What is expected ▸ Tally every line of the material that includes "dtshd", then give the tally and nothing else.

begin Exercise material

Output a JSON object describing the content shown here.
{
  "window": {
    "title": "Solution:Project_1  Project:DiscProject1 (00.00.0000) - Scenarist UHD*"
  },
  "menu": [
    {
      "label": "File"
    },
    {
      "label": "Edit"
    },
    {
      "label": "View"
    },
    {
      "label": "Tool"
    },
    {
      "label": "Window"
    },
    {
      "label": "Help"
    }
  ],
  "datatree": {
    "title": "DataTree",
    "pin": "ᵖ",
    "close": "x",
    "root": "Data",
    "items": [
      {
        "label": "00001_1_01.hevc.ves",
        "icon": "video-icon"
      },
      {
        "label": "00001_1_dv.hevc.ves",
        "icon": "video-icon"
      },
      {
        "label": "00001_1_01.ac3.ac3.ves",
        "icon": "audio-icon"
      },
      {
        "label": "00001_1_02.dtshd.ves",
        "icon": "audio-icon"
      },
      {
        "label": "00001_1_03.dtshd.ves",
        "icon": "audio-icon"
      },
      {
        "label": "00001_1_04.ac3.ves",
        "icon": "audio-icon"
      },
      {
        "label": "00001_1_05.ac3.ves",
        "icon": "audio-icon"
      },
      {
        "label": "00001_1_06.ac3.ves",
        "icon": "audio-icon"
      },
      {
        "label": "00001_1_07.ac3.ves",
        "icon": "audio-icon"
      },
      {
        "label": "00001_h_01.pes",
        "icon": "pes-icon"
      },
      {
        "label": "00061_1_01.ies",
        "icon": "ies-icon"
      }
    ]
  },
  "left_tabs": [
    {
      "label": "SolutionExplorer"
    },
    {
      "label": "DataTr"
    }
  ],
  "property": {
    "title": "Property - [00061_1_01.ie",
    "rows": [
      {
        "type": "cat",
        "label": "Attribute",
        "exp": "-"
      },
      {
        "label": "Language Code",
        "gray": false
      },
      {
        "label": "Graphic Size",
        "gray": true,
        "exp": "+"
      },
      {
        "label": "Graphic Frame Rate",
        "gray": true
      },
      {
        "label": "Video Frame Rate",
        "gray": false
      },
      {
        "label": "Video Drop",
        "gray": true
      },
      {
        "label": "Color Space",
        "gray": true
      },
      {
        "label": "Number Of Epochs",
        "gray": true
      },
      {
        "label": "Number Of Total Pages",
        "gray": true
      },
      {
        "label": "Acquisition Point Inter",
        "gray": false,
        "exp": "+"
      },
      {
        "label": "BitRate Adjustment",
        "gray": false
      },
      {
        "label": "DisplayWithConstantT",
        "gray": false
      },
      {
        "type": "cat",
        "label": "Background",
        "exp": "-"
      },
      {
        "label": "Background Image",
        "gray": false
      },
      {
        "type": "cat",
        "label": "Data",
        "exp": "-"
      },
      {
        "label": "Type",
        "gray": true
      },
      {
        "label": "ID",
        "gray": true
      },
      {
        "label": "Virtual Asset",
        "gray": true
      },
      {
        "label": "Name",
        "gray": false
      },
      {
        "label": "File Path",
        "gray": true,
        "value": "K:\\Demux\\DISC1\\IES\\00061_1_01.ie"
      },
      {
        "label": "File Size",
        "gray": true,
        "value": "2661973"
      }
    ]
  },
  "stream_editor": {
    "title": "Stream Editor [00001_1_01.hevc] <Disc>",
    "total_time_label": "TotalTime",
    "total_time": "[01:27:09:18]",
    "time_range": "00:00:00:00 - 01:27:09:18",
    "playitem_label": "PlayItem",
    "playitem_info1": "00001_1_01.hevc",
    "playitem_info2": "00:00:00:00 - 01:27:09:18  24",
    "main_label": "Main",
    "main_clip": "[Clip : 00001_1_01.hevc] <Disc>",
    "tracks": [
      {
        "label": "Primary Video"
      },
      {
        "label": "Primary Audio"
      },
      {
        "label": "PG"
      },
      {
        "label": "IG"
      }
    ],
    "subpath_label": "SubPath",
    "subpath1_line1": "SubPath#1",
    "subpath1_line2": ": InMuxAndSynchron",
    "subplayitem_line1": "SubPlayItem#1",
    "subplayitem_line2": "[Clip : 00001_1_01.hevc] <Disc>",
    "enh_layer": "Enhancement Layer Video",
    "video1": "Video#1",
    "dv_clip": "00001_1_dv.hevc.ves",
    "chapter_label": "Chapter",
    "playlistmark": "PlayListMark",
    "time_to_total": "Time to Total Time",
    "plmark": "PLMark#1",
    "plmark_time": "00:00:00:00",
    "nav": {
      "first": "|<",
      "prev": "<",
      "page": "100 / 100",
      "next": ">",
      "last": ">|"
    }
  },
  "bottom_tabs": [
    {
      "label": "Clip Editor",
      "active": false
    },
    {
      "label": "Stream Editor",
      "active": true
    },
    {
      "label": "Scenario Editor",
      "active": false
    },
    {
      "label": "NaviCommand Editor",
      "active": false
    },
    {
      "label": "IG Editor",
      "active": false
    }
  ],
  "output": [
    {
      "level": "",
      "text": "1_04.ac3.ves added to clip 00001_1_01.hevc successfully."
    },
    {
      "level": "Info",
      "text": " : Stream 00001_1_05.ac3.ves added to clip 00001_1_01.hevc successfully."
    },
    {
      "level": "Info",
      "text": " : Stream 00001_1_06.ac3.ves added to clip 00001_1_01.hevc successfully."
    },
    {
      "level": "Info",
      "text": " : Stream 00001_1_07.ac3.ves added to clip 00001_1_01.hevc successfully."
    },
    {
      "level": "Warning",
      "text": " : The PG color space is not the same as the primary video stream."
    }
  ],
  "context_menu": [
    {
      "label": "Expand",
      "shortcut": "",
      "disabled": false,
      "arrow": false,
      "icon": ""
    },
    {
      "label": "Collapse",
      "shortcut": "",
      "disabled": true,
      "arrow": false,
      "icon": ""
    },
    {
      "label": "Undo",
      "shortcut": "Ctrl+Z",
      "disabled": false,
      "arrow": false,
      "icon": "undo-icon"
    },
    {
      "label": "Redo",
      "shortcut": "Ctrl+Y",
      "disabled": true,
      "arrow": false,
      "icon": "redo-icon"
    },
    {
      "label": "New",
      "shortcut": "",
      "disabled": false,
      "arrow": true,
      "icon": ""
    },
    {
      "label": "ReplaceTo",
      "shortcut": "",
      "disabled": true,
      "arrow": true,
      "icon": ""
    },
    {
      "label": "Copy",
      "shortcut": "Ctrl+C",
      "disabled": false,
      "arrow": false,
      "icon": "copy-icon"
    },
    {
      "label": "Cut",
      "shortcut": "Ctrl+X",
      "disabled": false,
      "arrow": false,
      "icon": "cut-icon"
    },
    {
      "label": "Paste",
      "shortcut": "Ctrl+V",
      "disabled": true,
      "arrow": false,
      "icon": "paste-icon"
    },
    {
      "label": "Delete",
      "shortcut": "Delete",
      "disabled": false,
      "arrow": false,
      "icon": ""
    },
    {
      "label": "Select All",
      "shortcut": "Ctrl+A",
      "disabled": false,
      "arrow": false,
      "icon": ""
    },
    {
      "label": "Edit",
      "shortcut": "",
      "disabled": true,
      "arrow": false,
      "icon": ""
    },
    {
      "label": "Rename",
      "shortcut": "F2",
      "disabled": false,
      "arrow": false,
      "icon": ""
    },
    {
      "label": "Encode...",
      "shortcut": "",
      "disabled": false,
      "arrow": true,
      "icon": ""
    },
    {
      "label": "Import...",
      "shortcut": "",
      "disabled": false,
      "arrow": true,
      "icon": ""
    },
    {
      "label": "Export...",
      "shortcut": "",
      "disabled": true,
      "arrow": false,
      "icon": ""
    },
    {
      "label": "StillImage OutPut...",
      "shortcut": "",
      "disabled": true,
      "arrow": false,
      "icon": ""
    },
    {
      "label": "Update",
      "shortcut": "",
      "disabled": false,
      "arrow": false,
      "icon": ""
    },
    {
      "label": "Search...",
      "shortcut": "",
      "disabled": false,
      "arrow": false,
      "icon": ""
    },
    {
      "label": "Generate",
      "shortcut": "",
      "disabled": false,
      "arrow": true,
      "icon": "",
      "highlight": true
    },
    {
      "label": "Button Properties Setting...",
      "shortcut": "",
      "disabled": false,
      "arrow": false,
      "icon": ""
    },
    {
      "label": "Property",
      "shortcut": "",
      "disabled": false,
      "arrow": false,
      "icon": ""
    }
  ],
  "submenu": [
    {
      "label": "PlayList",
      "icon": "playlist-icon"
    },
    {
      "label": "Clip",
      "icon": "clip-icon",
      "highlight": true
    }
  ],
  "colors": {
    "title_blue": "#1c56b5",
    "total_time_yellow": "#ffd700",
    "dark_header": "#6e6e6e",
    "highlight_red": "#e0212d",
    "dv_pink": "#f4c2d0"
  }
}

end Exercise material

Correct response ▸ 2